→ **What to produce**: All of the lines below are to be transcribed faithfully, with pictures excluded from the copy.

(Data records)
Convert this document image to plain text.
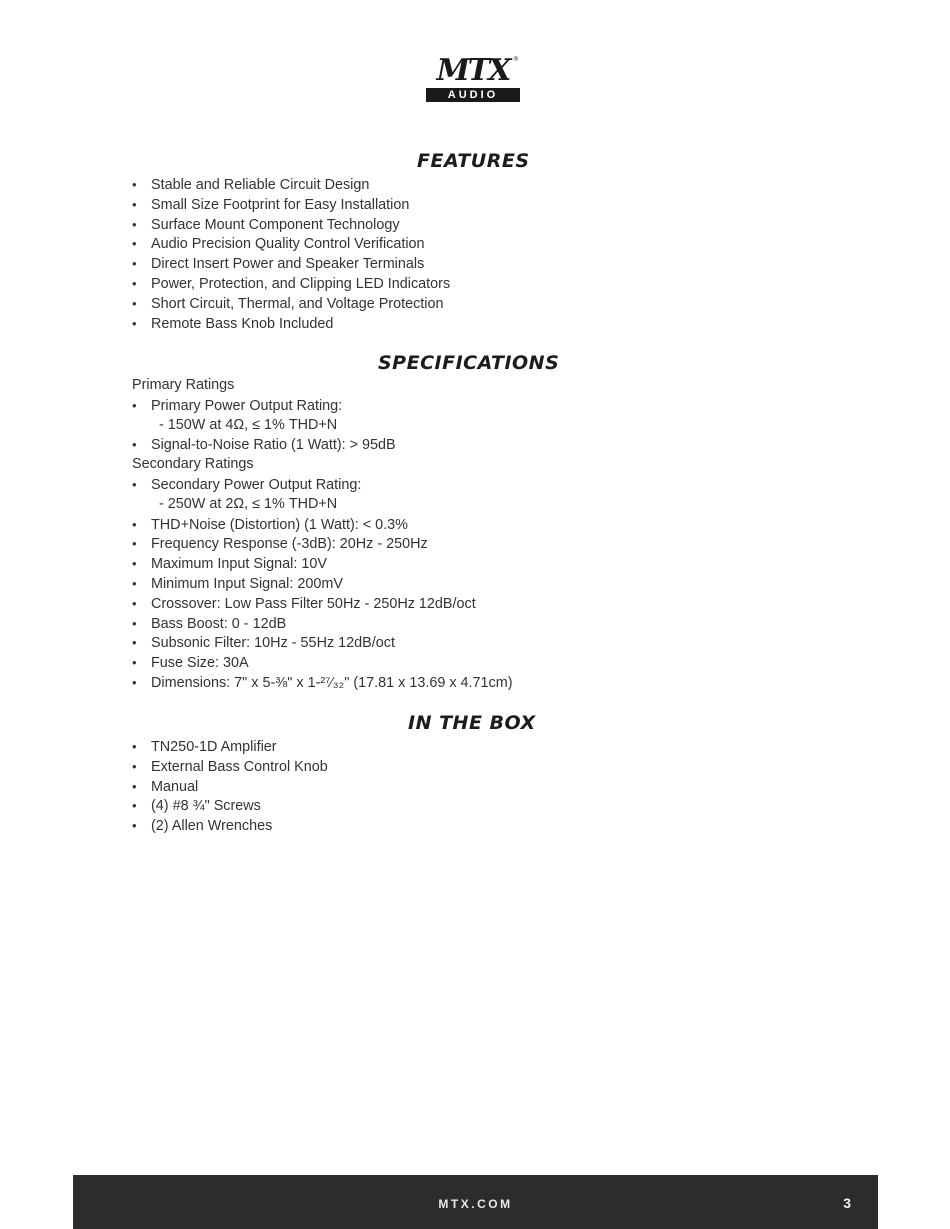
MTX ®
AUDIO
FEATURES
• Stable and Reliable Circuit Design
• Small Size Footprint for Easy Installation
• Surface Mount Component Technology
• Audio Precision Quality Control Verification
• Direct Insert Power and Speaker Terminals
• Power, Protection, and Clipping LED Indicators
• Short Circuit, Thermal, and Voltage Protection
• Remote Bass Knob Included
SPECIFICATIONS
Primary Ratings
• Primary Power Output Rating:
- 150W at 4Ω, ≤ 1% THD+N
• Signal-to-Noise Ratio (1 Watt): > 95dB
Secondary Ratings
• Secondary Power Output Rating:
- 250W at 2Ω, ≤ 1% THD+N
• THD+Noise (Distortion) (1 Watt): < 0.3%
• Frequency Response (-3dB): 20Hz - 250Hz
• Maximum Input Signal: 10V
• Minimum Input Signal: 200mV
• Crossover: Low Pass Filter 50Hz - 250Hz 12dB/oct
• Bass Boost: 0 - 12dB
• Subsonic Filter: 10Hz - 55Hz 12dB/oct
• Fuse Size: 30A
• Dimensions: 7" x 5-⅜" x 1-²⁷⁄₃₂" (17.81 x 13.69 x 4.71cm)
IN THE BOX
• TN250-1D Amplifier
• External Bass Control Knob
• Manual
• (4) #8 ¾" Screws
• (2) Allen Wrenches
MTX.COM	3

→ **Result of the task**:
Convert this document image to plain text.
MTX ®
AUDIO
FEATURES
• Stable and Reliable Circuit Design
• Small Size Footprint for Easy Installation
• Surface Mount Component Technology
• Audio Precision Quality Control Verification
• Direct Insert Power and Speaker Terminals
• Power, Protection, and Clipping LED Indicators
• Short Circuit, Thermal, and Voltage Protection
• Remote Bass Knob Included
SPECIFICATIONS
Primary Ratings
• Primary Power Output Rating:
- 150W at 4Ω, ≤ 1% THD+N
• Signal-to-Noise Ratio (1 Watt): > 95dB
Secondary Ratings
• Secondary Power Output Rating:
- 250W at 2Ω, ≤ 1% THD+N
• THD+Noise (Distortion) (1 Watt): < 0.3%
• Frequency Response (-3dB): 20Hz - 250Hz
• Maximum Input Signal: 10V
• Minimum Input Signal: 200mV
• Crossover: Low Pass Filter 50Hz - 250Hz 12dB/oct
• Bass Boost: 0 - 12dB
• Subsonic Filter: 10Hz - 55Hz 12dB/oct
• Fuse Size: 30A
• Dimensions: 7" x 5-⅜" x 1-²⁷⁄₃₂" (17.81 x 13.69 x 4.71cm)
IN THE BOX
• TN250-1D Amplifier
• External Bass Control Knob
• Manual
• (4) #8 ¾" Screws
• (2) Allen Wrenches
MTX.COM	3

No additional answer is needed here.